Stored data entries
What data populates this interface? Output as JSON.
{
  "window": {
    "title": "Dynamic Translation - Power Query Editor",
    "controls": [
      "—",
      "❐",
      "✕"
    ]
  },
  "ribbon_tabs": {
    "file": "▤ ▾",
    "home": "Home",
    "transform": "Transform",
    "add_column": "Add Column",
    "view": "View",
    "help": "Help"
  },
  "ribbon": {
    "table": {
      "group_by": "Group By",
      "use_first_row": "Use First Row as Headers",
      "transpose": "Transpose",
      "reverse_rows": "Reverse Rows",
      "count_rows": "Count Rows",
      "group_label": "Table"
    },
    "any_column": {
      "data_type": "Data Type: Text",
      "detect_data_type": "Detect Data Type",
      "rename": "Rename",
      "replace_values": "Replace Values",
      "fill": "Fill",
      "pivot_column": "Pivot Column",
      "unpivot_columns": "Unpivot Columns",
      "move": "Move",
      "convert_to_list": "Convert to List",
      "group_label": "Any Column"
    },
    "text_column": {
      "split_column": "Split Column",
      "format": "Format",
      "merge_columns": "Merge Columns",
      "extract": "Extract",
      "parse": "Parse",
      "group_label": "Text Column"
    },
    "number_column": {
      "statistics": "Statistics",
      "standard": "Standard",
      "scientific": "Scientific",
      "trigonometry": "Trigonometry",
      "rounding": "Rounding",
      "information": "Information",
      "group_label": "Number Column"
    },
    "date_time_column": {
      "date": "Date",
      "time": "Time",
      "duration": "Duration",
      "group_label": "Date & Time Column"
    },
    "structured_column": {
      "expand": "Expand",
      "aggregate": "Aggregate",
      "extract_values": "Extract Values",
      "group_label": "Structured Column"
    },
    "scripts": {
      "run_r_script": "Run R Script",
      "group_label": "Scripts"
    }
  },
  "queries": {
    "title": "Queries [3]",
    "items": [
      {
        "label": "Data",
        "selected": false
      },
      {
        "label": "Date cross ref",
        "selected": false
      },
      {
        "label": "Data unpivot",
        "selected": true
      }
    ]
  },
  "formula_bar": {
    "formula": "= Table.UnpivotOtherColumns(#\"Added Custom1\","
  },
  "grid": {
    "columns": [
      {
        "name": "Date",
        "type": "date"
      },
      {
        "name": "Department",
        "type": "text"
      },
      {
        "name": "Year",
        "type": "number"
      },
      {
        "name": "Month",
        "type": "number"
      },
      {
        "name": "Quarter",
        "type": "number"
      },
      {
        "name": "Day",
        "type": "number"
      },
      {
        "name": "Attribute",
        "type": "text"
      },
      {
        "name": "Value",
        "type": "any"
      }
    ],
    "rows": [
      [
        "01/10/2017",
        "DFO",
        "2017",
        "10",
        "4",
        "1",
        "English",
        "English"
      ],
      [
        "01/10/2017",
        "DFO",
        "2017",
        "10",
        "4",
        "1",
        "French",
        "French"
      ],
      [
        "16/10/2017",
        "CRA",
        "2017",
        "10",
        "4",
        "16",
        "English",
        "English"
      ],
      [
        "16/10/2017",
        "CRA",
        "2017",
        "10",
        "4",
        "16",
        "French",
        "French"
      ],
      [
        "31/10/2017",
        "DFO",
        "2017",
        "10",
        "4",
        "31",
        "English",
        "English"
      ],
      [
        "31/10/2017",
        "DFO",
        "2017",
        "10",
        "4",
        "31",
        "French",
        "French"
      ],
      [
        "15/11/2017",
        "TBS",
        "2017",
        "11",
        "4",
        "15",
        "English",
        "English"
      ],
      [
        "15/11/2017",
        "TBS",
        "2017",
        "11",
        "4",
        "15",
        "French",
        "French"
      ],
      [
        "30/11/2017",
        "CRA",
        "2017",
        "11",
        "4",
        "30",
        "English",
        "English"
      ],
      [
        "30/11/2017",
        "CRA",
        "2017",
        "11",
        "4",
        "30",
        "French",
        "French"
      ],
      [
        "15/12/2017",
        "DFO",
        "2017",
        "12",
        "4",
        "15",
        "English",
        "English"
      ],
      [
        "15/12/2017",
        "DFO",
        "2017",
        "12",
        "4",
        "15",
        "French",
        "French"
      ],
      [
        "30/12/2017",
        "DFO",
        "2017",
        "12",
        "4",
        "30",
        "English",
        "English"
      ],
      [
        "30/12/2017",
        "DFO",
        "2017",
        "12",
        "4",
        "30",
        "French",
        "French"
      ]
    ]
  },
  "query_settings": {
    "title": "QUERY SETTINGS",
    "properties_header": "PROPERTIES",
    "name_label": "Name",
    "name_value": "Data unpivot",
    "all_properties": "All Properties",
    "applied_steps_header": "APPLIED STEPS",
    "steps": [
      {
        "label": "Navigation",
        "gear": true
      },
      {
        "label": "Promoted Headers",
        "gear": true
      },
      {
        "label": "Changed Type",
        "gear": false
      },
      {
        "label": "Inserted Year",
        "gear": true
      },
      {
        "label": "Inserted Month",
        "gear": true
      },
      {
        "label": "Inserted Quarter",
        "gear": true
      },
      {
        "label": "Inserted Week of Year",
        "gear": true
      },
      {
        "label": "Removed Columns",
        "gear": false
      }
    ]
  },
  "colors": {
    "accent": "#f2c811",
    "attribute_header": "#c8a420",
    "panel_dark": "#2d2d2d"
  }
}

● **Exercise prompt**
Pick every line with "Year" in it and copy it.

● **Complete output**
        "name": "Year",
        "label": "Inserted Year",
        "label": "Inserted Week of Year",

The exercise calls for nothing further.